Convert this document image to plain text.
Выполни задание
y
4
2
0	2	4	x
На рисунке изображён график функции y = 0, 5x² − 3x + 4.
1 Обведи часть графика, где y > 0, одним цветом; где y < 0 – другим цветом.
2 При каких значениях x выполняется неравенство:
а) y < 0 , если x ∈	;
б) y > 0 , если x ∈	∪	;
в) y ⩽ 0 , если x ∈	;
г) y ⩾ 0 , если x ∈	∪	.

####

### Aim of the task
Copy the data above exactly. Every line must be included.

### Answer
Convert this document image to plain text.
Выполни задание
y
4
2
0	2	4	x
На рисунке изображён график функции y = 0, 5x² − 3x + 4.
1 Обведи часть графика, где y > 0, одним цветом; где y < 0 – другим цветом.
2 При каких значениях x выполняется неравенство:
а) y < 0 , если x ∈	;
б) y > 0 , если x ∈	∪	;
в) y ⩽ 0 , если x ∈	;
г) y ⩾ 0 , если x ∈	∪	.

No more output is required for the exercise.